Below are entries to be transcribed exactly; exclude the pictures from the copy.

----------

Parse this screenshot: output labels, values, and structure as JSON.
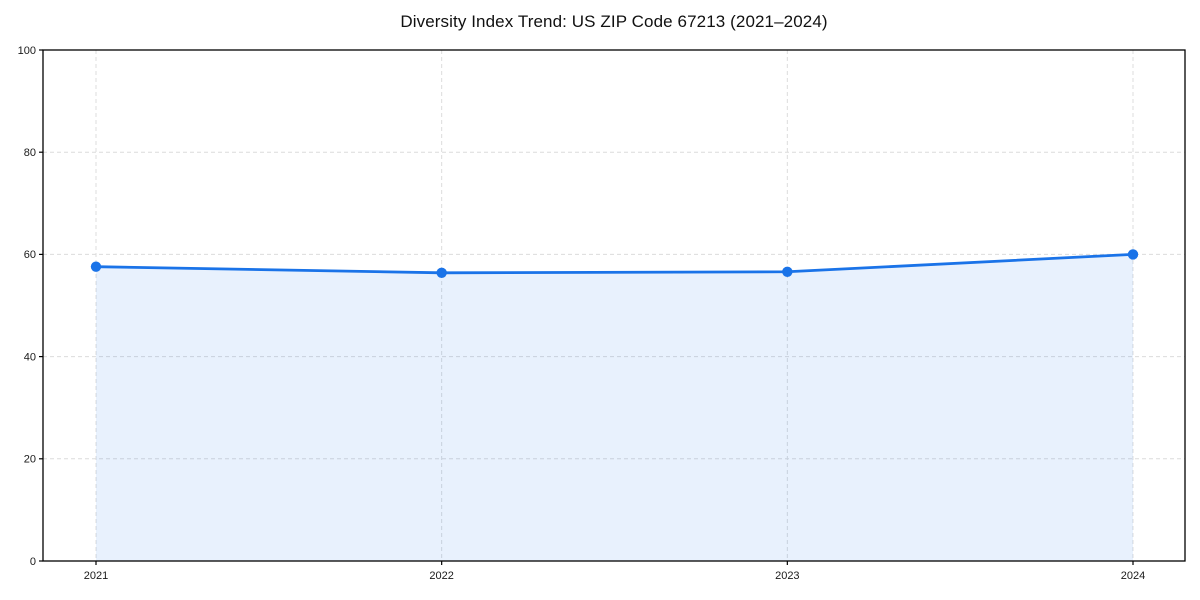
{
  "page": {
    "background": "#ffffff"
  },
  "chart_data": {
    "type": "area",
    "title": "Diversity Index Trend: US ZIP Code 67213 (2021–2024)",
    "categories": [
      "2021",
      "2022",
      "2023",
      "2024"
    ],
    "series": [
      {
        "name": "Diversity Index",
        "values": [
          57.6,
          56.4,
          56.6,
          60.0
        ]
      }
    ],
    "xlabel": "",
    "ylabel": "",
    "ylim": [
      0,
      100
    ],
    "yticks": [
      0,
      20,
      40,
      60,
      80,
      100
    ],
    "grid": {
      "visible": true,
      "style": "dashed",
      "color": "#dcdcdc"
    },
    "legend": {
      "visible": false
    },
    "colors": {
      "line": "#1a73e8",
      "fill": "#1a73e8",
      "fill_opacity": 0.1,
      "marker": "#1a73e8",
      "axis": "#000000",
      "tick_label": "#1a1a1a",
      "title": "#111111"
    }
  }
}
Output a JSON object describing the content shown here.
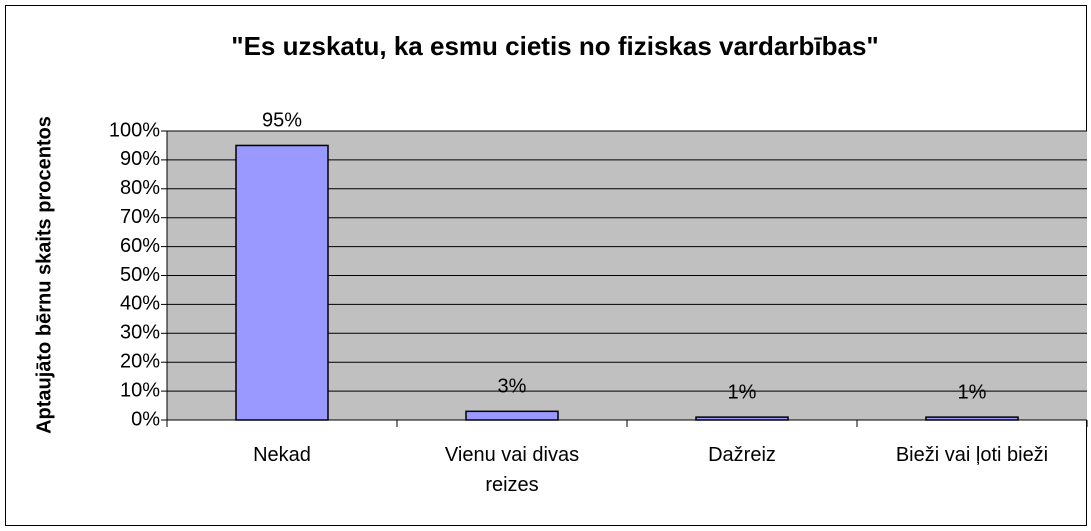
{
  "chart_data": {
    "type": "bar",
    "title": "\"Es uzskatu, ka esmu cietis no fiziskas vardarbības\"",
    "y_label": "Aptaujāto bērnu skaits procentos",
    "categories": [
      "Nekad",
      "Vienu vai divas reizes",
      "Dažreiz",
      "Bieži vai ļoti bieži"
    ],
    "values": [
      95,
      3,
      1,
      1
    ],
    "value_labels": [
      "95%",
      "3%",
      "1%",
      "1%"
    ],
    "color": "#9999ff",
    "ylim": [
      0,
      100
    ],
    "yticks": [
      {
        "value": 0,
        "label": "0%"
      },
      {
        "value": 10,
        "label": "10%"
      },
      {
        "value": 20,
        "label": "20%"
      },
      {
        "value": 30,
        "label": "30%"
      },
      {
        "value": 40,
        "label": "40%"
      },
      {
        "value": 50,
        "label": "50%"
      },
      {
        "value": 60,
        "label": "60%"
      },
      {
        "value": 70,
        "label": "70%"
      },
      {
        "value": 80,
        "label": "80%"
      },
      {
        "value": 90,
        "label": "90%"
      },
      {
        "value": 100,
        "label": "100%"
      }
    ],
    "grid": true
  }
}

----------

Written solution |
Parse this screenshot: output labels, values, and structure as JSON.
{
  "page": {
    "background": "#ffffff"
  },
  "chart_data": {
    "type": "area",
    "title": "Diversity Index Trend: US ZIP Code 67213 (2021–2024)",
    "categories": [
      "2021",
      "2022",
      "2023",
      "2024"
    ],
    "series": [
      {
        "name": "Diversity Index",
        "values": [
          57.6,
          56.4,
          56.6,
          60.0
        ]
      }
    ],
    "xlabel": "",
    "ylabel": "",
    "ylim": [
      0,
      100
    ],
    "yticks": [
      0,
      20,
      40,
      60,
      80,
      100
    ],
    "grid": {
      "visible": true,
      "style": "dashed",
      "color": "#dcdcdc"
    },
    "legend": {
      "visible": false
    },
    "colors": {
      "line": "#1a73e8",
      "fill": "#1a73e8",
      "fill_opacity": 0.1,
      "marker": "#1a73e8",
      "axis": "#000000",
      "tick_label": "#1a1a1a",
      "title": "#111111"
    }
  }
}
Output a JSON object describing the content shown here.
{
  "chart_data": {
    "type": "bar",
    "title": "\"Es uzskatu, ka esmu cietis no fiziskas vardarbības\"",
    "y_label": "Aptaujāto bērnu skaits procentos",
    "categories": [
      "Nekad",
      "Vienu vai divas reizes",
      "Dažreiz",
      "Bieži vai ļoti bieži"
    ],
    "values": [
      95,
      3,
      1,
      1
    ],
    "value_labels": [
      "95%",
      "3%",
      "1%",
      "1%"
    ],
    "color": "#9999ff",
    "ylim": [
      0,
      100
    ],
    "yticks": [
      {
        "value": 0,
        "label": "0%"
      },
      {
        "value": 10,
        "label": "10%"
      },
      {
        "value": 20,
        "label": "20%"
      },
      {
        "value": 30,
        "label": "30%"
      },
      {
        "value": 40,
        "label": "40%"
      },
      {
        "value": 50,
        "label": "50%"
      },
      {
        "value": 60,
        "label": "60%"
      },
      {
        "value": 70,
        "label": "70%"
      },
      {
        "value": 80,
        "label": "80%"
      },
      {
        "value": 90,
        "label": "90%"
      },
      {
        "value": 100,
        "label": "100%"
      }
    ],
    "grid": true
  }
}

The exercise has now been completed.